Records that describe figures:
== == ==
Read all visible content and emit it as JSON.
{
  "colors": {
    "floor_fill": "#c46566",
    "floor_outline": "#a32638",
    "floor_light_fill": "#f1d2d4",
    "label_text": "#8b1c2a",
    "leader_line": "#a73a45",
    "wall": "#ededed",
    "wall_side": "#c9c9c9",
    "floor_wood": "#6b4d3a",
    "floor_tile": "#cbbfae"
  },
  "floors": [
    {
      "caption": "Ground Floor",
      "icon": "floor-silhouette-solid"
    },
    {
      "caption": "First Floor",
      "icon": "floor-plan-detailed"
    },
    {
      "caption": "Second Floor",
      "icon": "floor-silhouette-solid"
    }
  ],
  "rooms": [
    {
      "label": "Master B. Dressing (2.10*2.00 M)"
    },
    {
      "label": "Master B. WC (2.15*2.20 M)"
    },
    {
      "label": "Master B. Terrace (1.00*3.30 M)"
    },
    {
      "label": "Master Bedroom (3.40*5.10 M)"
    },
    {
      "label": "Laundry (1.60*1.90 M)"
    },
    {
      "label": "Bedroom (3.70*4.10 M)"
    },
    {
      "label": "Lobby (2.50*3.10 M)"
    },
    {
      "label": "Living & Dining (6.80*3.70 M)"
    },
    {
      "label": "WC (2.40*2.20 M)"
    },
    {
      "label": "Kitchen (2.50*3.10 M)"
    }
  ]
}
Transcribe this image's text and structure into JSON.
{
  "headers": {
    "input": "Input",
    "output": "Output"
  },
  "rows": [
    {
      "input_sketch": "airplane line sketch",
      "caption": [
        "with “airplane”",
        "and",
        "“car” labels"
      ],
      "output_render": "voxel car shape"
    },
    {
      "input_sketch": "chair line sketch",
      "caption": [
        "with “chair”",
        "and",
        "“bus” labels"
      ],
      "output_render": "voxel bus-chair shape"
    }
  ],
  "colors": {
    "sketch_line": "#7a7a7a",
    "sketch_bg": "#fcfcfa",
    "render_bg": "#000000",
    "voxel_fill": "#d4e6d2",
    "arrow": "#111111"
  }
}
== == ==
Stated problem:
Reproduce precisely the span of lines that begins at the line containing "Transcribe this image's" and ends with the last line of the listing.

Response to this exercise:
Transcribe this image's text and structure into JSON.
{
  "headers": {
    "input": "Input",
    "output": "Output"
  },
  "rows": [
    {
      "input_sketch": "airplane line sketch",
      "caption": [
        "with “airplane”",
        "and",
        "“car” labels"
      ],
      "output_render": "voxel car shape"
    },
    {
      "input_sketch": "chair line sketch",
      "caption": [
        "with “chair”",
        "and",
        "“bus” labels"
      ],
      "output_render": "voxel bus-chair shape"
    }
  ],
  "colors": {
    "sketch_line": "#7a7a7a",
    "sketch_bg": "#fcfcfa",
    "render_bg": "#000000",
    "voxel_fill": "#d4e6d2",
    "arrow": "#111111"
  }
}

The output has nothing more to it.